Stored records
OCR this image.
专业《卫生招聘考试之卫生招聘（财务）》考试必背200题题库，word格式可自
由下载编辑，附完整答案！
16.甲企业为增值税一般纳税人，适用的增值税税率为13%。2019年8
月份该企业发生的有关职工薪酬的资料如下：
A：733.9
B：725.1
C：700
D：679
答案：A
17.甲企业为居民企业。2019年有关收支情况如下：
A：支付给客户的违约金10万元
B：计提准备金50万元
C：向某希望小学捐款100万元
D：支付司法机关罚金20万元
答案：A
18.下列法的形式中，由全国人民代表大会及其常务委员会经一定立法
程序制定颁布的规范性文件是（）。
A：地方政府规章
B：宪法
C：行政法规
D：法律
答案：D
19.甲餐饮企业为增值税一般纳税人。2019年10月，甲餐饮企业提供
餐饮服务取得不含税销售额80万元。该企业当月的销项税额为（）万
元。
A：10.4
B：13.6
* * *
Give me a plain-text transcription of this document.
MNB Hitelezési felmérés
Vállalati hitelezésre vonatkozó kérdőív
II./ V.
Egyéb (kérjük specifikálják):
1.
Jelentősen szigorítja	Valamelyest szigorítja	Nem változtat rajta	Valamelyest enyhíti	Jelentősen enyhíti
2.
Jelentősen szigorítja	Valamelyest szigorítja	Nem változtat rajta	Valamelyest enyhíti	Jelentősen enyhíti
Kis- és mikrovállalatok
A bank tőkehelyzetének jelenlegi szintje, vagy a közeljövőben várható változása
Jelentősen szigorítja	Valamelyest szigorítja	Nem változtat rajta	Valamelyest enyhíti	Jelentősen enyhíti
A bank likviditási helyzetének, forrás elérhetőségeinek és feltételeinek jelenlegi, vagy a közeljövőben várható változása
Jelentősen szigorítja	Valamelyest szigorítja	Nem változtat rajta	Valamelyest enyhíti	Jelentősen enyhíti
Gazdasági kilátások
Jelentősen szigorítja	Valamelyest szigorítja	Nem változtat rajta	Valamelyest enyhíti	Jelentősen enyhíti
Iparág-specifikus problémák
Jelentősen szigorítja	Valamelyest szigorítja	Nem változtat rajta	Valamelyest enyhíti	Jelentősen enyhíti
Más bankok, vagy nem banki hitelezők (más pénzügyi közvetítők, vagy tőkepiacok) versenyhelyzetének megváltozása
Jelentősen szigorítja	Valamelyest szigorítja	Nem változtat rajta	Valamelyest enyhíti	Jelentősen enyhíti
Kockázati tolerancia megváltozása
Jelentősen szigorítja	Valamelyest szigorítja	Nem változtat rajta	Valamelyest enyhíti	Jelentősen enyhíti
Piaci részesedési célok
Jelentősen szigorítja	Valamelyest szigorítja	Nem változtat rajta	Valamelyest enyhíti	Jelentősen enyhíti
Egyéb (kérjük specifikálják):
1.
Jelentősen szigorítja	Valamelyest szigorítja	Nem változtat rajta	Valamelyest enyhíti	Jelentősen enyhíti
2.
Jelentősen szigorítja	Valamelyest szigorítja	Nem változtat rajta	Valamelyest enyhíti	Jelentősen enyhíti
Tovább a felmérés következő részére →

- _GIVEN REQUEST_: From the data, pick out every line that includes "megváltozása".

- _TASK OUTPUT_:
Más bankok, vagy nem banki hitelezők (más pénzügyi közvetítők, vagy tőkepiacok) versenyhelyzetének megváltozása
Kockázati tolerancia megváltozása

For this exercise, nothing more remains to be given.